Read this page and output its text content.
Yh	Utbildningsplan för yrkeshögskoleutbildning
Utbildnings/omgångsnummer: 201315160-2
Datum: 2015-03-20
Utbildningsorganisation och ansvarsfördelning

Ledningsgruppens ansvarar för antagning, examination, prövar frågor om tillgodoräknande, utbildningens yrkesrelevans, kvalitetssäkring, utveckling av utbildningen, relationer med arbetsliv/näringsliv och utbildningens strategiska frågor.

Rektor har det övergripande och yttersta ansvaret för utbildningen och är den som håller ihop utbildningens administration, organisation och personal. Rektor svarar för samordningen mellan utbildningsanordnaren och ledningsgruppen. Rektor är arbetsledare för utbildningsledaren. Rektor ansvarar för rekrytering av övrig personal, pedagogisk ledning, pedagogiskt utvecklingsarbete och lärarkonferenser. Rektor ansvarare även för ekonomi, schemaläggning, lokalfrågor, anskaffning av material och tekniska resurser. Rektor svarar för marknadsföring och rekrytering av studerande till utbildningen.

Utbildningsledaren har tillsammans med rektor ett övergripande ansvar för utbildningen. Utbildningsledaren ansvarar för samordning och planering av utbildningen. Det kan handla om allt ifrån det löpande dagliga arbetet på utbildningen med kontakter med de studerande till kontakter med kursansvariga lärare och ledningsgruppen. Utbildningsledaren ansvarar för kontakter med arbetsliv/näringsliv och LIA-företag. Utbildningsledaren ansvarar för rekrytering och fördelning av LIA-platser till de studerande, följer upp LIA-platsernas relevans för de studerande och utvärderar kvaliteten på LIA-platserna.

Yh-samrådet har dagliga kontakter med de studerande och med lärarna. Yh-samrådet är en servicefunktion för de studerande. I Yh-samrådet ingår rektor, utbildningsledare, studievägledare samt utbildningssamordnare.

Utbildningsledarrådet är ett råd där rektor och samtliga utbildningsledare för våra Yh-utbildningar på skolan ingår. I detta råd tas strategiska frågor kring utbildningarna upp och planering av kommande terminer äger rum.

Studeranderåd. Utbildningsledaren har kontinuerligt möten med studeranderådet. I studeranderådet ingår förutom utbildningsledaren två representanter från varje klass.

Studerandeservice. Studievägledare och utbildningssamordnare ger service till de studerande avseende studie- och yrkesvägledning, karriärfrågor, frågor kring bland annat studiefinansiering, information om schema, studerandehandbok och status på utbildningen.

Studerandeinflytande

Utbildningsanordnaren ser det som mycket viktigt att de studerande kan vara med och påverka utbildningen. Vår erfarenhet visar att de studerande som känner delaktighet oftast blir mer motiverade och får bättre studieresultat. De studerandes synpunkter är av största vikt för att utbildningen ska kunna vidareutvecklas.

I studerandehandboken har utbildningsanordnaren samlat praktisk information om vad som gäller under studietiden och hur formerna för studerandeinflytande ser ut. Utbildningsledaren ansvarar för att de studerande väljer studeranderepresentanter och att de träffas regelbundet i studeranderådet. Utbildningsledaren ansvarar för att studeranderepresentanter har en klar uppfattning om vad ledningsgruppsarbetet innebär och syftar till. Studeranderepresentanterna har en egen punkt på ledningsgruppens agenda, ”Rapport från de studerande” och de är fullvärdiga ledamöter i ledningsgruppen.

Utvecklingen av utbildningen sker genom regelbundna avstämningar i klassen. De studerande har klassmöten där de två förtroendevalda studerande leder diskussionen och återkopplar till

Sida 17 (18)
* * *
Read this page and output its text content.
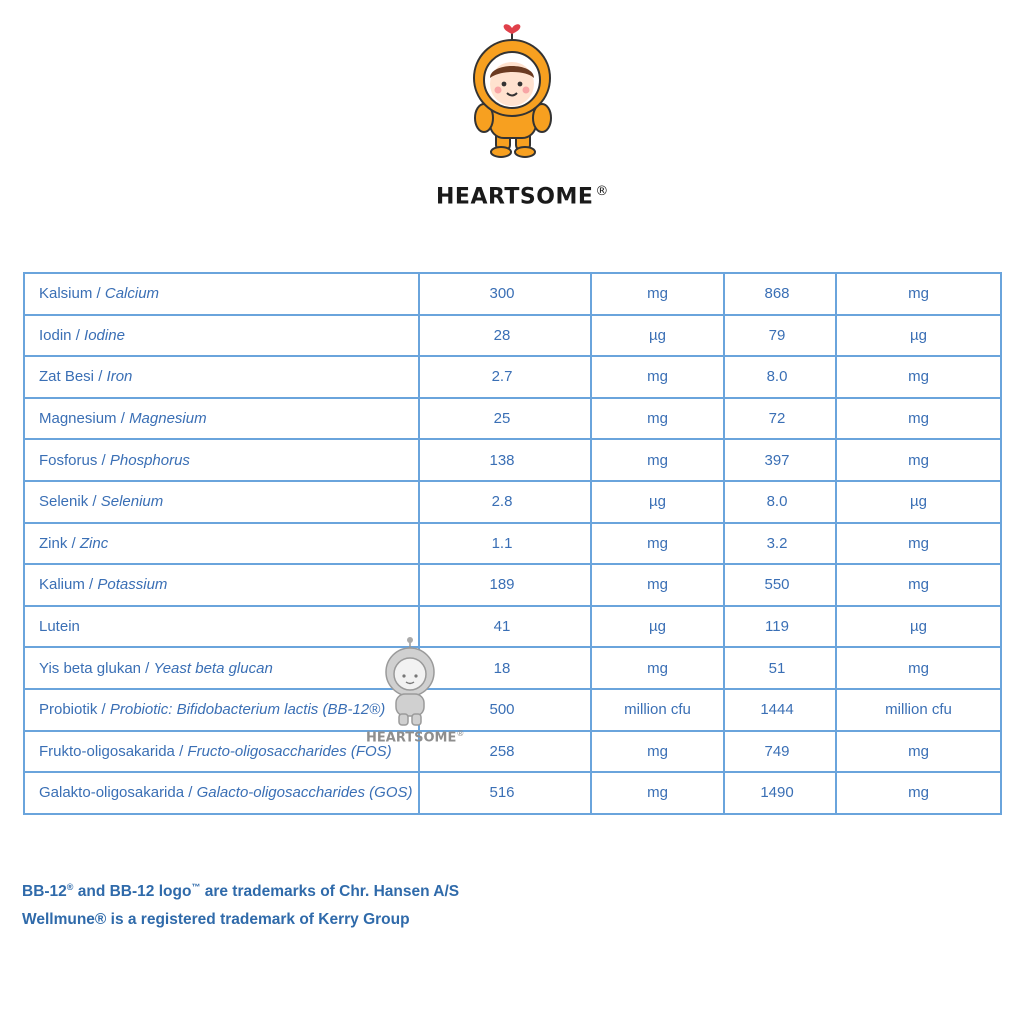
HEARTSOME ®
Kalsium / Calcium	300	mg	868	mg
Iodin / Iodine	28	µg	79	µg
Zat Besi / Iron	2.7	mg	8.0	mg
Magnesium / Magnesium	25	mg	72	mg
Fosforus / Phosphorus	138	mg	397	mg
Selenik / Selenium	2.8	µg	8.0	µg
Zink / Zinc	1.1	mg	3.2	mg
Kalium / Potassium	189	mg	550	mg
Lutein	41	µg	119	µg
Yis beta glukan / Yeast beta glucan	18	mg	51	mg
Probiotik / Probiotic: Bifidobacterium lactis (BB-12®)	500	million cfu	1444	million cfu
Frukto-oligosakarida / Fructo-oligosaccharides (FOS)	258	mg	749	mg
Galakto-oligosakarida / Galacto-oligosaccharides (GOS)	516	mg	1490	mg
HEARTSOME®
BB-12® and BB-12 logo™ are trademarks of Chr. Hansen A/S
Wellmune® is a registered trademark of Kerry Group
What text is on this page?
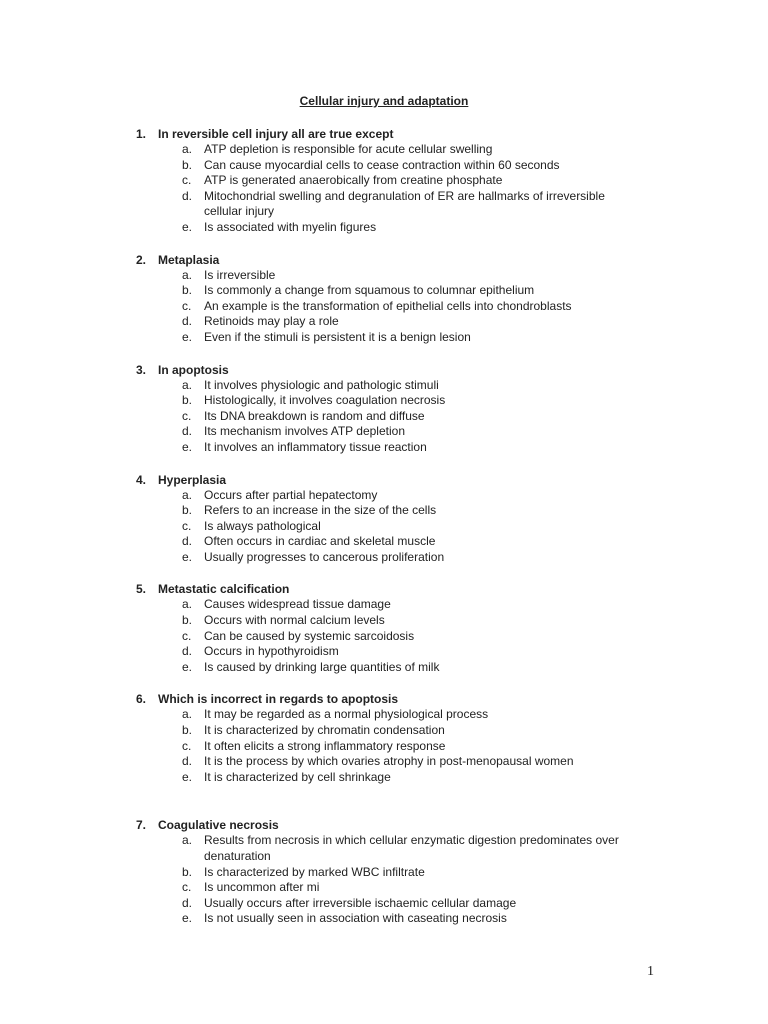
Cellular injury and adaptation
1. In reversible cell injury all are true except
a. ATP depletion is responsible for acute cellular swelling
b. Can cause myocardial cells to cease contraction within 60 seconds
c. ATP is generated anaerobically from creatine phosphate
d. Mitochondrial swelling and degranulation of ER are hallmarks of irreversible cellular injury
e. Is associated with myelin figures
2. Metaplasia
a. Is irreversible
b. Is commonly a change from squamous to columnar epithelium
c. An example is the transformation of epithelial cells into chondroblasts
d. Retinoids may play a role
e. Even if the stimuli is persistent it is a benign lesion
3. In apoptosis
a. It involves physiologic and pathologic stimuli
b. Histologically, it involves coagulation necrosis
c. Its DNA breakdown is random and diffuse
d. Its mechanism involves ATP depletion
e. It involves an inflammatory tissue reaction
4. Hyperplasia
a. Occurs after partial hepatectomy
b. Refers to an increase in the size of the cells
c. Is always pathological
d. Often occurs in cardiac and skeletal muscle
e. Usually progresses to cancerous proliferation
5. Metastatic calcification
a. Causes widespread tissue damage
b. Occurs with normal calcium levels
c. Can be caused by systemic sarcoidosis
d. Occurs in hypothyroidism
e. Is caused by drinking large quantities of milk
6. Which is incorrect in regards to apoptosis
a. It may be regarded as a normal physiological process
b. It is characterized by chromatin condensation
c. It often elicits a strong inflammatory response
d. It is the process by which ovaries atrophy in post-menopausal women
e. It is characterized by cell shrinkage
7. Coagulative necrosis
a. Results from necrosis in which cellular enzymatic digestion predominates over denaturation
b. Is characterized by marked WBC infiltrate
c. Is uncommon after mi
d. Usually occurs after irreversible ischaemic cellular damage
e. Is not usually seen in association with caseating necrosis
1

Task brief
Among the records above, find each line holding the string "normal" and pull it out.

Solution to this exercise
b. Occurs with normal calcium levels
a. It may be regarded as a normal physiological process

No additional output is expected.